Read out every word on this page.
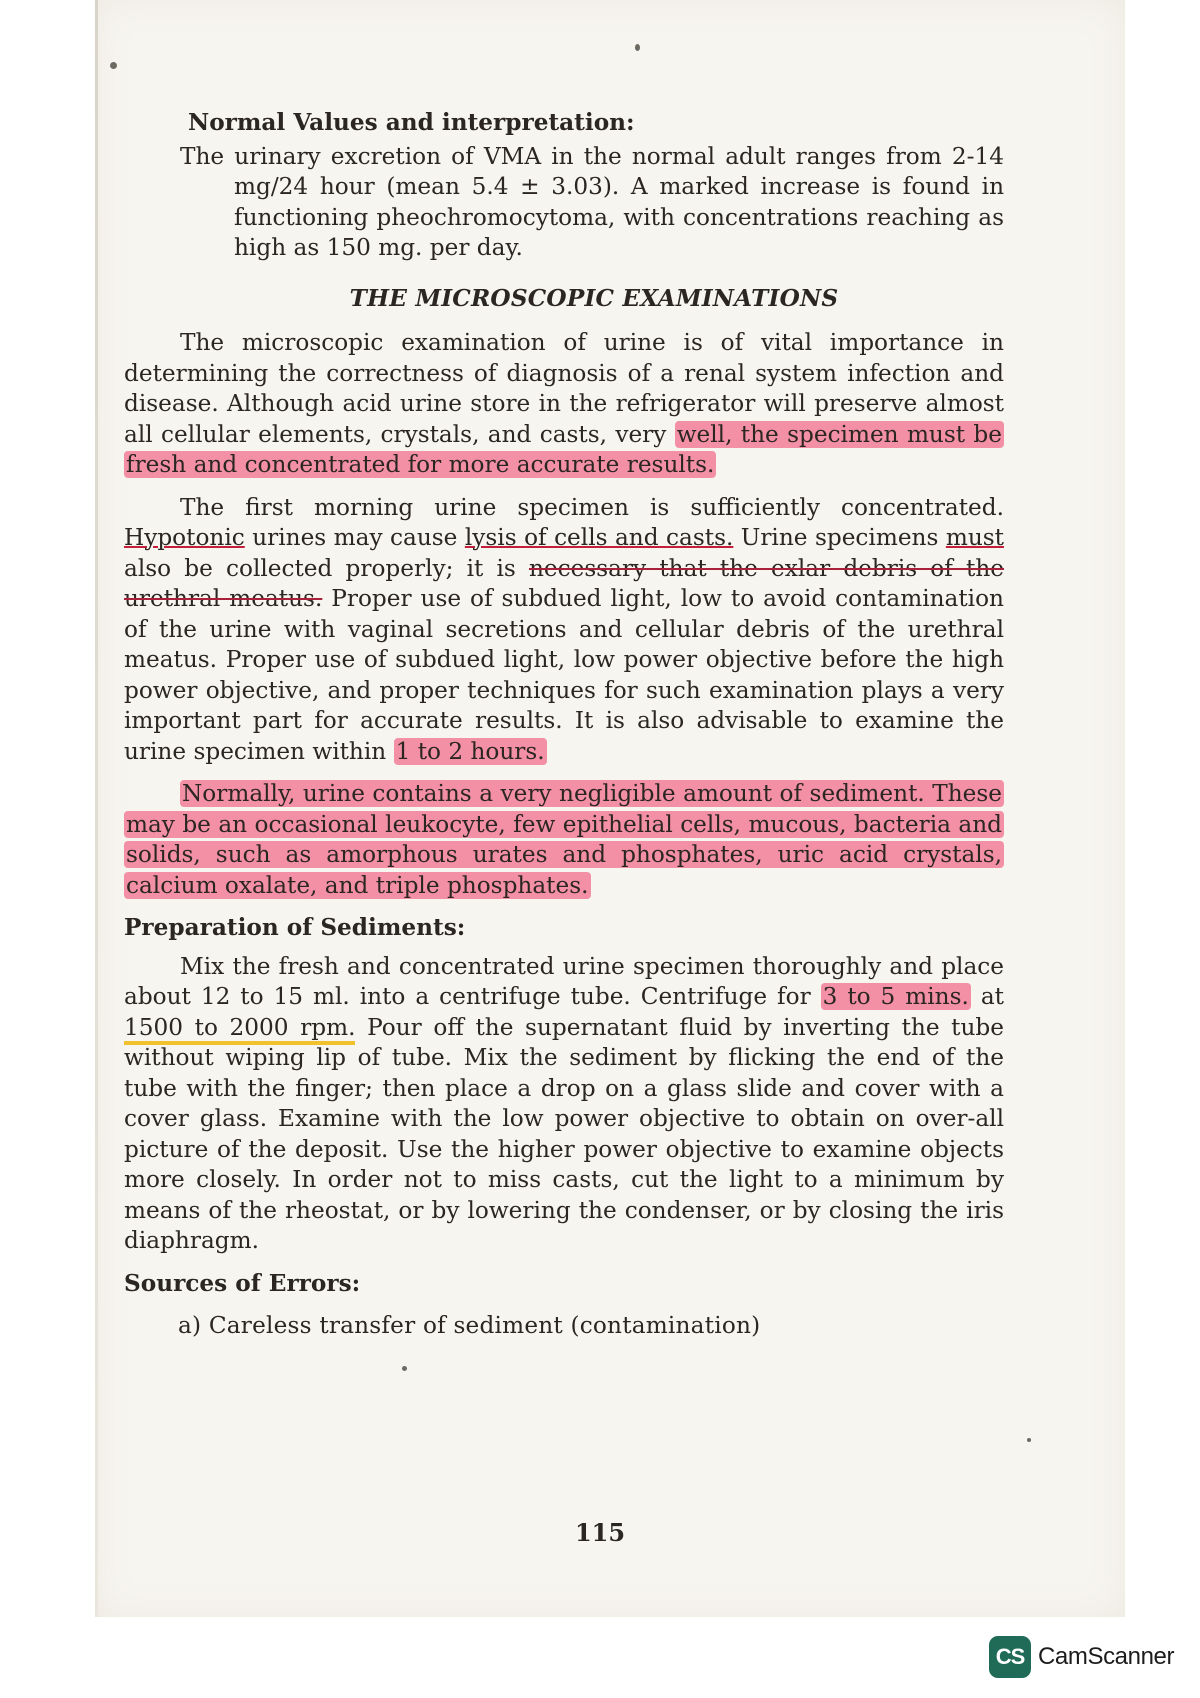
Normal Values and interpretation:

The urinary excretion of VMA in the normal adult ranges from 2-14 mg/24 hour (mean 5.4 ± 3.03). A marked increase is found in functioning pheochromocytoma, with concentrations reaching as high as 150 mg. per day.

THE MICROSCOPIC EXAMINATIONS

The microscopic examination of urine is of vital importance in determining the correctness of diagnosis of a renal system infection and disease. Although acid urine store in the refrigerator will preserve almost all cellular elements, crystals, and casts, very well, the specimen must be fresh and concentrated for more accurate results.

The first morning urine specimen is sufficiently concentrated. Hypotonic urines may cause lysis of cells and casts. Urine specimens must also be collected properly; it is necessary that the exlar debris of the urethral meatus. Proper use of subdued light, low to avoid contamination of the urine with vaginal secretions and cellular debris of the urethral meatus. Proper use of subdued light, low power objective before the high power objective, and proper techniques for such examination plays a very important part for accurate results. It is also advisable to examine the urine specimen within 1 to 2 hours.

Normally, urine contains a very negligible amount of sediment. These may be an occasional leukocyte, few epithelial cells, mucous, bacteria and solids, such as amorphous urates and phosphates, uric acid crystals, calcium oxalate, and triple phosphates.

Preparation of Sediments:

Mix the fresh and concentrated urine specimen thoroughly and place about 12 to 15 ml. into a centrifuge tube. Centrifuge for 3 to 5 mins. at 1500 to 2000 rpm. Pour off the supernatant fluid by inverting the tube without wiping lip of tube. Mix the sediment by flicking the end of the tube with the finger; then place a drop on a glass slide and cover with a cover glass. Examine with the low power objective to obtain on over-all picture of the deposit. Use the higher power objective to examine objects more closely. In order not to miss casts, cut the light to a minimum by means of the rheostat, or by lowering the condenser, or by closing the iris diaphragm.

Sources of Errors:

a) Careless transfer of sediment (contamination)

115
CS CamScanner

[PROBLEM DETAILS]
State how many lines of the entries include the string "crystals", with nothing besides the number.

[ANSWER SECTION]
2